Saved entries
◆ ◆ ◆
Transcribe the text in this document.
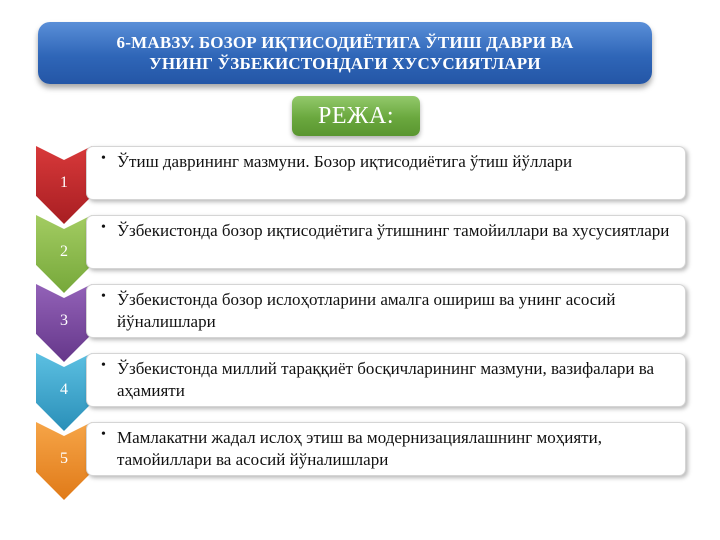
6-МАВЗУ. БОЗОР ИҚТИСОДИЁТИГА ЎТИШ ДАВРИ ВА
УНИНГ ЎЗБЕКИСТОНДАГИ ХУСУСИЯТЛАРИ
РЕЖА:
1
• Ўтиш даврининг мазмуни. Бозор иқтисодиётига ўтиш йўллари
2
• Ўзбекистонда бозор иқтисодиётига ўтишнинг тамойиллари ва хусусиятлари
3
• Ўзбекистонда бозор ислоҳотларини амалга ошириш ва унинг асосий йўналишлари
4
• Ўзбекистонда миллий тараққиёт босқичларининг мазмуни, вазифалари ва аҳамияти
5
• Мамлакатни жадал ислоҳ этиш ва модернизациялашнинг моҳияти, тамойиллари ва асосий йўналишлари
◆ ◆ ◆
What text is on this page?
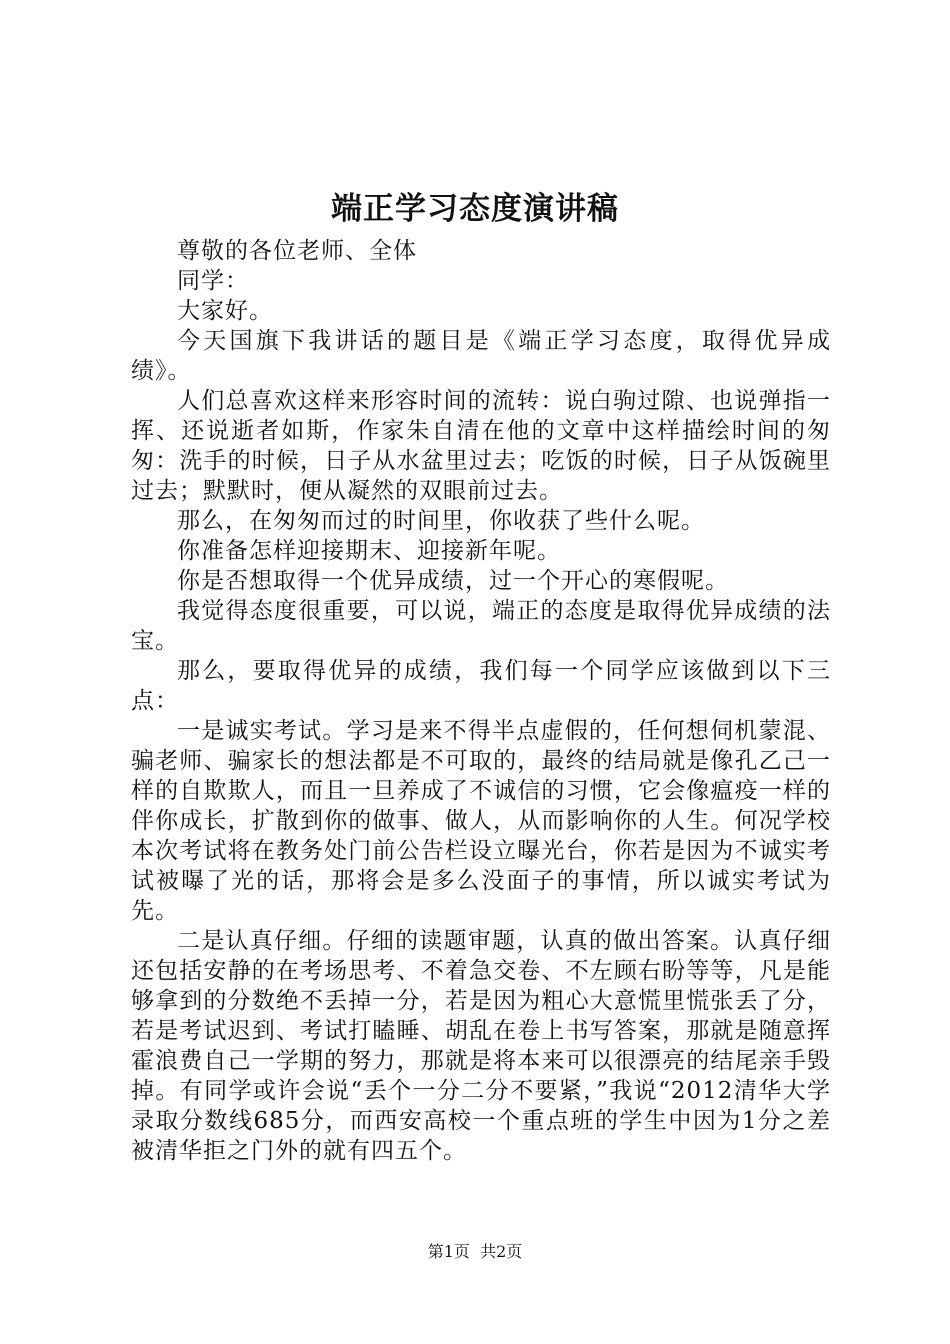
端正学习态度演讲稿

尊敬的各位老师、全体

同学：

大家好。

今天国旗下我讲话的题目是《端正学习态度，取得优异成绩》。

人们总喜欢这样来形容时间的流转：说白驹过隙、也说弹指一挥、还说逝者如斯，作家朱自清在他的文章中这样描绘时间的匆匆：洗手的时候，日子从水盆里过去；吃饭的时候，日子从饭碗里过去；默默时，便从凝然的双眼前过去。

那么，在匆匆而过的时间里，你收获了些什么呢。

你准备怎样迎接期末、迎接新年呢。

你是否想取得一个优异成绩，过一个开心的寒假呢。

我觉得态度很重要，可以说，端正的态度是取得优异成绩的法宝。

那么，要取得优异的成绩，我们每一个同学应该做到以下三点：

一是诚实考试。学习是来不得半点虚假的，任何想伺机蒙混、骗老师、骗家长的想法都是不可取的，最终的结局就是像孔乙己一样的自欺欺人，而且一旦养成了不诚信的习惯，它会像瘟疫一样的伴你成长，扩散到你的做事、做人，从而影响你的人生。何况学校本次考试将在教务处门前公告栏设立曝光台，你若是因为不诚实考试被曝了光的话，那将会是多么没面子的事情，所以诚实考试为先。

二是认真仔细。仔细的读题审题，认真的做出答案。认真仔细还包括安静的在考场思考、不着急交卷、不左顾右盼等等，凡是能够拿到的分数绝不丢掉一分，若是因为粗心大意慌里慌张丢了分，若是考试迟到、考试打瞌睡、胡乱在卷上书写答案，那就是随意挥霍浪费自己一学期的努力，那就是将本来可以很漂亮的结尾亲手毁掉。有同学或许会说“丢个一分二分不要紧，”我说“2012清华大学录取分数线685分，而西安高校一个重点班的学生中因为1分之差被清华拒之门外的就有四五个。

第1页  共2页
◆ ◆ ◆
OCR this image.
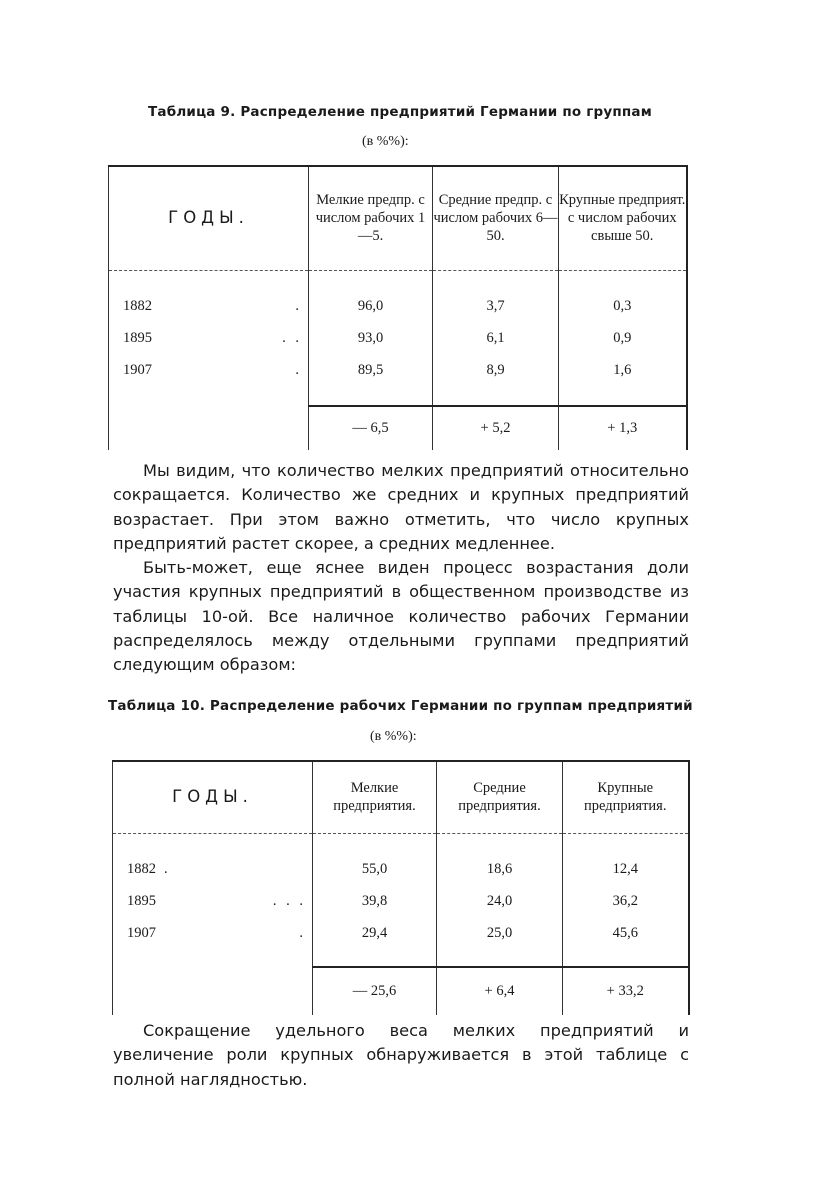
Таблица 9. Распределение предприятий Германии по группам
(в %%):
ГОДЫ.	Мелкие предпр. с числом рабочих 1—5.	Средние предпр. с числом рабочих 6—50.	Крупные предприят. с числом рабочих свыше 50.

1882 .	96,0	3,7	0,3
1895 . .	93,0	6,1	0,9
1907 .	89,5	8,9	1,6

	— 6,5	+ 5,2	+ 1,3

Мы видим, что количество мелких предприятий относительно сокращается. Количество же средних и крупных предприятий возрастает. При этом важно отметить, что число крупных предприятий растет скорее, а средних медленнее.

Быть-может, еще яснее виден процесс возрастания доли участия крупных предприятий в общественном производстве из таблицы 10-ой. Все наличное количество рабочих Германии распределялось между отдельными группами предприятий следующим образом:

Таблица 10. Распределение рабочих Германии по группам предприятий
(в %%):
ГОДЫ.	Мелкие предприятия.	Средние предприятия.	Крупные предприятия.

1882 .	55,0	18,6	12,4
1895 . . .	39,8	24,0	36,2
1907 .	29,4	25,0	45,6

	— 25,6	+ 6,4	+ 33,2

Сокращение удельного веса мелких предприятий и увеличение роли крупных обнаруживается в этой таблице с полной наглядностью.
◆ ◆ ◆
(Task instructions): In the entries above, identify each line that includes the string "Таблица", then copy it.

(Result of the exercise):
Таблица 9. Распределение предприятий Германии по группам
Таблица 10. Распределение рабочих Германии по группам предприятий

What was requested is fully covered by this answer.